## [Seu objetivo]
Dê continuidade ao texto sobre o ponto de inflexão da floresta amazônica, começando logo após a última frase apresentada.

## [Trecho fornecido]

Até o ano de 2050, metade da floresta amazônica poderá encontrar-se em um ponto de inflexão crítico, segundo um estudo brasileiro publicado ontem (14) na revista Nature. O stress hídrico, o desmatamento e as mudanças climáticas estão entre os fatores que contribuem para esta perspectiva preocupante.
O estudo, que representa a análise mais abrangente até o momento sobre os impactos combinados da atividade humana local e da crise climática global, ressaltou que a floresta já ultrapassou um limite seguro. Portanto, convoca ações urgentes para restaurar áreas degradadas e fortalecer a resiliência do ecossistema.
Bernardo Flores, pesquisador da Universidade Federal de Santa Catarina, e principal autor do estudo, expressou surpresa diante dos resultados. Segundo ele, a projeção de uma transição potencial do declínio florestal lento para o rápido ocorrer antes do esperado foi impactante. Flores alerta: “Em 2050, a situação se deteriorará rapidamente. Precisamos agir agora. Se ultrapassarmos o ponto crítico, perderemos o controle sobre o comportamento do sistema.”

## [Itens fornecidos]
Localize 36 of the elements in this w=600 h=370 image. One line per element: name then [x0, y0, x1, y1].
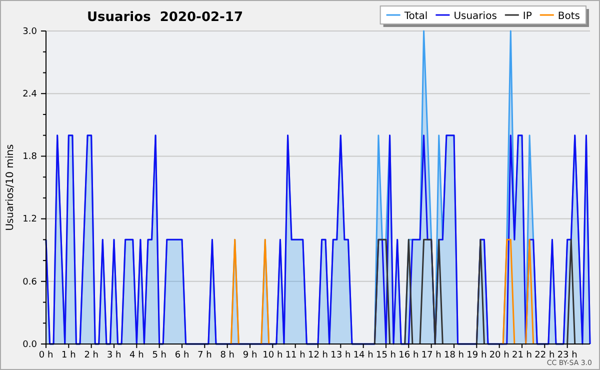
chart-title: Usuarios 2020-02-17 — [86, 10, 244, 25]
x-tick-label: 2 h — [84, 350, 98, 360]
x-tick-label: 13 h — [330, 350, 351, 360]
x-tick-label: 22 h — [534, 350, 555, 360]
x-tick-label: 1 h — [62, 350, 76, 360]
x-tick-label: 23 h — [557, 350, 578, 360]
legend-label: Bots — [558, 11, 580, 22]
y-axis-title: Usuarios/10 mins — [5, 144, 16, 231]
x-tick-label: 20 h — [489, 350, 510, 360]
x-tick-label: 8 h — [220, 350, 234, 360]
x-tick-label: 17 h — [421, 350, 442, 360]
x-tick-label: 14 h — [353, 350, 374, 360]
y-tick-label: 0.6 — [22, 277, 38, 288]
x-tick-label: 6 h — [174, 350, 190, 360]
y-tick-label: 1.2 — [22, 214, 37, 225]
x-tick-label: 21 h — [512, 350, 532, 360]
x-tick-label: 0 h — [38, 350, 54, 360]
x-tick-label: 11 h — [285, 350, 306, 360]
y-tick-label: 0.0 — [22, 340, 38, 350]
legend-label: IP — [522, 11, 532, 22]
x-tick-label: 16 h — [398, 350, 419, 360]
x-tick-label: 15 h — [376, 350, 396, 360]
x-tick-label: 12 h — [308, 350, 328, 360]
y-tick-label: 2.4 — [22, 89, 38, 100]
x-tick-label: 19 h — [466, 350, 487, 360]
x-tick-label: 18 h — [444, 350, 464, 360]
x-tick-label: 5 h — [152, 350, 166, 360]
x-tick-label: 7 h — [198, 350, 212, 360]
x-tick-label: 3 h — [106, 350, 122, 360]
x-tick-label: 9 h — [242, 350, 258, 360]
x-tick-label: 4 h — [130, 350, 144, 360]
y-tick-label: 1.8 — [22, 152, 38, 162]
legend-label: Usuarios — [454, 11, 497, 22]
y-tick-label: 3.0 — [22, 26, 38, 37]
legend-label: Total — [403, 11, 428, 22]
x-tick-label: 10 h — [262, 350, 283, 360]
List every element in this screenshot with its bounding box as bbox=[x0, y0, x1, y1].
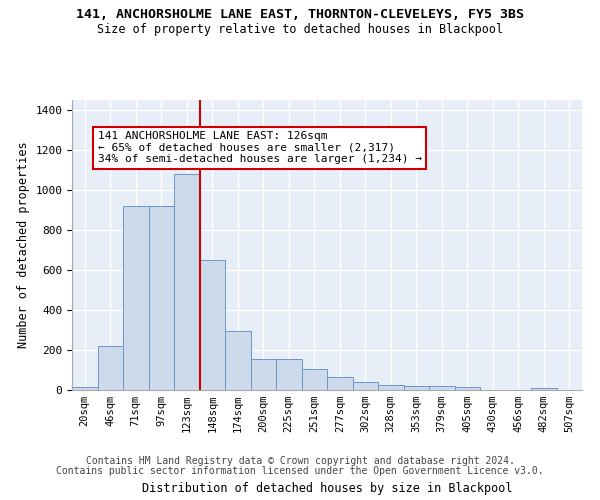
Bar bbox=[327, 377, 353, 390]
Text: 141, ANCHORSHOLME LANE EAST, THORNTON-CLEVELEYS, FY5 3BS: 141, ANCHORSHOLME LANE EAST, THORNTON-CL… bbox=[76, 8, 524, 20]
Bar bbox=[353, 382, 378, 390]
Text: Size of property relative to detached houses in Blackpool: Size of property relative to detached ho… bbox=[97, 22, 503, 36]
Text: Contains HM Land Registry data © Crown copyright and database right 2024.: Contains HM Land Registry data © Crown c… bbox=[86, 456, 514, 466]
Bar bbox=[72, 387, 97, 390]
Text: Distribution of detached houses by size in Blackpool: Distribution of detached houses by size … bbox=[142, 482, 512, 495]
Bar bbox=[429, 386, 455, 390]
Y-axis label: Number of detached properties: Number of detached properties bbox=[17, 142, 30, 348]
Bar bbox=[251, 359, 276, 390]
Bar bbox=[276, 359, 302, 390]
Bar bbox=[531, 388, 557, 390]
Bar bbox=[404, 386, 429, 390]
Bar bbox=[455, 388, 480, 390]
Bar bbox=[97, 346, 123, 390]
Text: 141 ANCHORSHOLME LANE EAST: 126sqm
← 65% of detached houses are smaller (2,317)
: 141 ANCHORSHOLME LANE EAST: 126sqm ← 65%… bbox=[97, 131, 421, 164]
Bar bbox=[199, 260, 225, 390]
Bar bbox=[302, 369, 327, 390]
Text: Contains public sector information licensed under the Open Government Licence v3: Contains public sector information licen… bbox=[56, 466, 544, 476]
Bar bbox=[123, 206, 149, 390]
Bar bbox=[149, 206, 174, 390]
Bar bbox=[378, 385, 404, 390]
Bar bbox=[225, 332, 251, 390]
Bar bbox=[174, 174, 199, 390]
* * *
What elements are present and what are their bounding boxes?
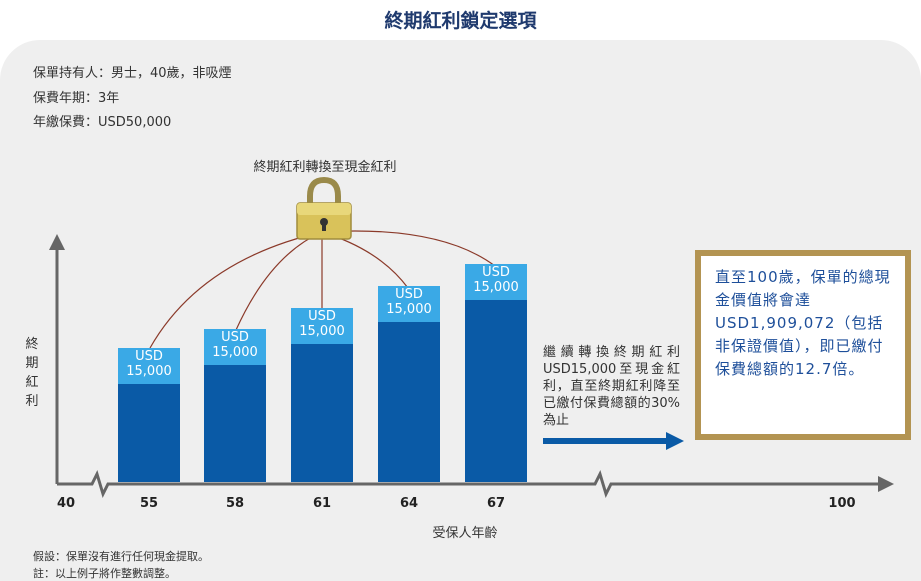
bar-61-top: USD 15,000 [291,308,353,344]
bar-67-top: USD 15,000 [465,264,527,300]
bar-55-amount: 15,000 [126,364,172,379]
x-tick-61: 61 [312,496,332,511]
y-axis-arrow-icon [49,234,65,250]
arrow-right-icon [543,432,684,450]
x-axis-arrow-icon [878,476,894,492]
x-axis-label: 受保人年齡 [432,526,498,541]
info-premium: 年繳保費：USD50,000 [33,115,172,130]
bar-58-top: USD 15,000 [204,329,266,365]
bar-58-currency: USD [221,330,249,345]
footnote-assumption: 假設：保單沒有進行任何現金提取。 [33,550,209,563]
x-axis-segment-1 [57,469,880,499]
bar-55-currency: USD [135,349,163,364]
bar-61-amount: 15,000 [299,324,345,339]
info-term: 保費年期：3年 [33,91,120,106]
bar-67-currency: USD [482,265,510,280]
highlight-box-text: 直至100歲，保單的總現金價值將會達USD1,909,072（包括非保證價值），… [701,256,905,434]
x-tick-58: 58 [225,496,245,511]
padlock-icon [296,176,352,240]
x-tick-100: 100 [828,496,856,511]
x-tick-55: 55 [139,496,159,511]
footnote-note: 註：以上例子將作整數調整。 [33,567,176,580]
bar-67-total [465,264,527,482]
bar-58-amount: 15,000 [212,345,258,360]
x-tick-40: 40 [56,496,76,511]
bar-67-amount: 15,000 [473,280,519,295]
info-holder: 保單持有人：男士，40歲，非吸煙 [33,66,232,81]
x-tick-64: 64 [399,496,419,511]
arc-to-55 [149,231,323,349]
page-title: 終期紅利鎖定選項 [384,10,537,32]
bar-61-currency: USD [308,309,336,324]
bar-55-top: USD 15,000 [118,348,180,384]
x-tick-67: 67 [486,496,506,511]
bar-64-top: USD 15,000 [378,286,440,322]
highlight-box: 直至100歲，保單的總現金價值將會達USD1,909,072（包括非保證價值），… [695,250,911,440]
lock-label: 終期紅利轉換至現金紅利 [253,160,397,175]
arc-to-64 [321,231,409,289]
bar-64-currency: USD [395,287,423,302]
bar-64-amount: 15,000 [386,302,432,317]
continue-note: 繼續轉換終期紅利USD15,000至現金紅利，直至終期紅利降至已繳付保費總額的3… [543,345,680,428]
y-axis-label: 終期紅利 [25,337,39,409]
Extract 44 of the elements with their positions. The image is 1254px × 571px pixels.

## [Resultado do exercício]
A urgência das medidas transcende as fronteiras nacionais, uma vez que mesmo a interrupção local do desmatamento não será suficiente para evitar o colapso, a menos que ocorra uma redução global nas emissões de CO2, que perturbam o clima.
Durante milhões de anos, a floresta amazônica resistiu à variabilidade climática. No entanto, atualmente, a região enfrenta um estresse sem precedentes devido à seca, ao calor, aos incêndios e ao desmatamento, que estão penetrando até mesmo nas áreas centrais do bioma. Este cenário está alterando o funcionamento da floresta, reduzindo a precipitação em muitas áreas e transformando um sumidouro de carbono em uma fonte emissora.
Os alertas sobre um possível ponto de inflexão na Amazônia vêm sendo discutidos há duas décadas. O novo estudo, publicado na revista Nature, vai além, analisando cinco fatores de estresse hídrico e identificando limites críticos que, se ultrapassados, podem desencadear colapsos locais, regionais ou mesmo em todo o bioma.
Estima-se que, até 2050, entre 10% e 47% das florestas amazônicas estarão sujeitas a perturbações agravadas, capazes de desencadear transições inesperadas em todo o ecossistema, com efeitos negativos nas mudanças climáticas regionais.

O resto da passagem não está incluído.